Your task is to copy the listing exactly. Drop any pictures from the copy.

_TASK INPUT_
++++++++++++++++++++

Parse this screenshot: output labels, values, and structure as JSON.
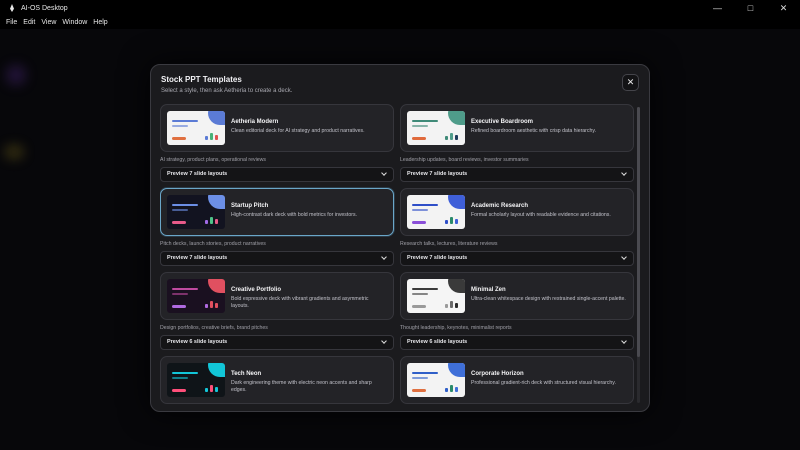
{
  "window": {
    "title": "AI-OS Desktop",
    "controls": {
      "minimize": "—",
      "maximize": "□",
      "close": "✕"
    }
  },
  "menu": {
    "items": [
      "File",
      "Edit",
      "View",
      "Window",
      "Help"
    ]
  },
  "modal": {
    "title": "Stock PPT Templates",
    "subtitle": "Select a style, then ask Aetheria to create a deck.",
    "close_label": "✕"
  },
  "templates": [
    {
      "name": "Aetheria Modern",
      "description": "Clean editorial deck for AI strategy and product narratives.",
      "tags": "AI strategy, product plans, operational reviews",
      "preview_label": "Preview 7 slide layouts",
      "selected": false,
      "thumb": {
        "bg": "#f3f3f3",
        "accent": "#5b7bd5",
        "line": "#5b7bd5",
        "pill": "#e07040",
        "bars": [
          "#5b7bd5",
          "#48b078",
          "#e05050"
        ]
      }
    },
    {
      "name": "Executive Boardroom",
      "description": "Refined boardroom aesthetic with crisp data hierarchy.",
      "tags": "Leadership updates, board reviews, investor summaries",
      "preview_label": "Preview 7 slide layouts",
      "selected": false,
      "thumb": {
        "bg": "#f3f3f3",
        "accent": "#4f9c8a",
        "line": "#3f8a78",
        "pill": "#e06a3c",
        "bars": [
          "#3f8a78",
          "#4f9c8a",
          "#1f3a5a"
        ]
      }
    },
    {
      "name": "Startup Pitch",
      "description": "High-contrast dark deck with bold metrics for investors.",
      "tags": "Pitch decks, launch stories, product narratives",
      "preview_label": "Preview 7 slide layouts",
      "selected": true,
      "thumb": {
        "bg": "#121320",
        "accent": "#6c8fe6",
        "line": "#6c8fe6",
        "pill": "#e85a8a",
        "bars": [
          "#a06ae6",
          "#4fc38a",
          "#e85a8a"
        ]
      }
    },
    {
      "name": "Academic Research",
      "description": "Formal scholarly layout with readable evidence and citations.",
      "tags": "Research talks, lectures, literature reviews",
      "preview_label": "Preview 7 slide layouts",
      "selected": false,
      "thumb": {
        "bg": "#f3f3f3",
        "accent": "#3f5fd8",
        "line": "#2f4fc8",
        "pill": "#8a4fd8",
        "bars": [
          "#2f4fc8",
          "#2a8a6a",
          "#3f5fd8"
        ]
      }
    },
    {
      "name": "Creative Portfolio",
      "description": "Bold expressive deck with vibrant gradients and asymmetric layouts.",
      "tags": "Design portfolios, creative briefs, brand pitches",
      "preview_label": "Preview 6 slide layouts",
      "selected": false,
      "thumb": {
        "bg": "#1a1020",
        "accent": "#e05060",
        "line": "#c04aa0",
        "pill": "#b06ae0",
        "bars": [
          "#b06ae0",
          "#e05060",
          "#e05060"
        ]
      }
    },
    {
      "name": "Minimal Zen",
      "description": "Ultra-clean whitespace design with restrained single-accent palette.",
      "tags": "Thought leadership, keynotes, minimalist reports",
      "preview_label": "Preview 6 slide layouts",
      "selected": false,
      "thumb": {
        "bg": "#f5f5f5",
        "accent": "#3a3a3a",
        "line": "#3a3a3a",
        "pill": "#9a9a9a",
        "bars": [
          "#9a9a9a",
          "#6a6a6a",
          "#2a2a2a"
        ]
      }
    },
    {
      "name": "Tech Neon",
      "description": "Dark engineering theme with electric neon accents and sharp edges.",
      "tags": "",
      "preview_label": "",
      "selected": false,
      "thumb": {
        "bg": "#0f1418",
        "accent": "#12c6d8",
        "line": "#12c6d8",
        "pill": "#ff4f7a",
        "bars": [
          "#12c6d8",
          "#ff4f7a",
          "#12c6d8"
        ]
      }
    },
    {
      "name": "Corporate Horizon",
      "description": "Professional gradient-rich deck with structured visual hierarchy.",
      "tags": "",
      "preview_label": "",
      "selected": false,
      "thumb": {
        "bg": "#f3f3f3",
        "accent": "#3f6fd8",
        "line": "#2f5fc8",
        "pill": "#e07040",
        "bars": [
          "#2f5fc8",
          "#2a8a6a",
          "#3f6fd8"
        ]
      }
    }
  ]
}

++++++++++++++++++++

_SOLVED PROBLEM_
Parse this screenshot: output labels, values, and structure as JSON.
{
  "window": {
    "title": "AI-OS Desktop",
    "controls": {
      "minimize": "—",
      "maximize": "□",
      "close": "✕"
    }
  },
  "menu": {
    "items": [
      "File",
      "Edit",
      "View",
      "Window",
      "Help"
    ]
  },
  "modal": {
    "title": "Stock PPT Templates",
    "subtitle": "Select a style, then ask Aetheria to create a deck.",
    "close_label": "✕"
  },
  "templates": [
    {
      "name": "Aetheria Modern",
      "description": "Clean editorial deck for AI strategy and product narratives.",
      "tags": "AI strategy, product plans, operational reviews",
      "preview_label": "Preview 7 slide layouts",
      "selected": false,
      "thumb": {
        "bg": "#f3f3f3",
        "accent": "#5b7bd5",
        "line": "#5b7bd5",
        "pill": "#e07040",
        "bars": [
          "#5b7bd5",
          "#48b078",
          "#e05050"
        ]
      }
    },
    {
      "name": "Executive Boardroom",
      "description": "Refined boardroom aesthetic with crisp data hierarchy.",
      "tags": "Leadership updates, board reviews, investor summaries",
      "preview_label": "Preview 7 slide layouts",
      "selected": false,
      "thumb": {
        "bg": "#f3f3f3",
        "accent": "#4f9c8a",
        "line": "#3f8a78",
        "pill": "#e06a3c",
        "bars": [
          "#3f8a78",
          "#4f9c8a",
          "#1f3a5a"
        ]
      }
    },
    {
      "name": "Startup Pitch",
      "description": "High-contrast dark deck with bold metrics for investors.",
      "tags": "Pitch decks, launch stories, product narratives",
      "preview_label": "Preview 7 slide layouts",
      "selected": true,
      "thumb": {
        "bg": "#121320",
        "accent": "#6c8fe6",
        "line": "#6c8fe6",
        "pill": "#e85a8a",
        "bars": [
          "#a06ae6",
          "#4fc38a",
          "#e85a8a"
        ]
      }
    },
    {
      "name": "Academic Research",
      "description": "Formal scholarly layout with readable evidence and citations.",
      "tags": "Research talks, lectures, literature reviews",
      "preview_label": "Preview 7 slide layouts",
      "selected": false,
      "thumb": {
        "bg": "#f3f3f3",
        "accent": "#3f5fd8",
        "line": "#2f4fc8",
        "pill": "#8a4fd8",
        "bars": [
          "#2f4fc8",
          "#2a8a6a",
          "#3f5fd8"
        ]
      }
    },
    {
      "name": "Creative Portfolio",
      "description": "Bold expressive deck with vibrant gradients and asymmetric layouts.",
      "tags": "Design portfolios, creative briefs, brand pitches",
      "preview_label": "Preview 6 slide layouts",
      "selected": false,
      "thumb": {
        "bg": "#1a1020",
        "accent": "#e05060",
        "line": "#c04aa0",
        "pill": "#b06ae0",
        "bars": [
          "#b06ae0",
          "#e05060",
          "#e05060"
        ]
      }
    },
    {
      "name": "Minimal Zen",
      "description": "Ultra-clean whitespace design with restrained single-accent palette.",
      "tags": "Thought leadership, keynotes, minimalist reports",
      "preview_label": "Preview 6 slide layouts",
      "selected": false,
      "thumb": {
        "bg": "#f5f5f5",
        "accent": "#3a3a3a",
        "line": "#3a3a3a",
        "pill": "#9a9a9a",
        "bars": [
          "#9a9a9a",
          "#6a6a6a",
          "#2a2a2a"
        ]
      }
    },
    {
      "name": "Tech Neon",
      "description": "Dark engineering theme with electric neon accents and sharp edges.",
      "tags": "",
      "preview_label": "",
      "selected": false,
      "thumb": {
        "bg": "#0f1418",
        "accent": "#12c6d8",
        "line": "#12c6d8",
        "pill": "#ff4f7a",
        "bars": [
          "#12c6d8",
          "#ff4f7a",
          "#12c6d8"
        ]
      }
    },
    {
      "name": "Corporate Horizon",
      "description": "Professional gradient-rich deck with structured visual hierarchy.",
      "tags": "",
      "preview_label": "",
      "selected": false,
      "thumb": {
        "bg": "#f3f3f3",
        "accent": "#3f6fd8",
        "line": "#2f5fc8",
        "pill": "#e07040",
        "bars": [
          "#2f5fc8",
          "#2a8a6a",
          "#3f6fd8"
        ]
      }
    }
  ]
}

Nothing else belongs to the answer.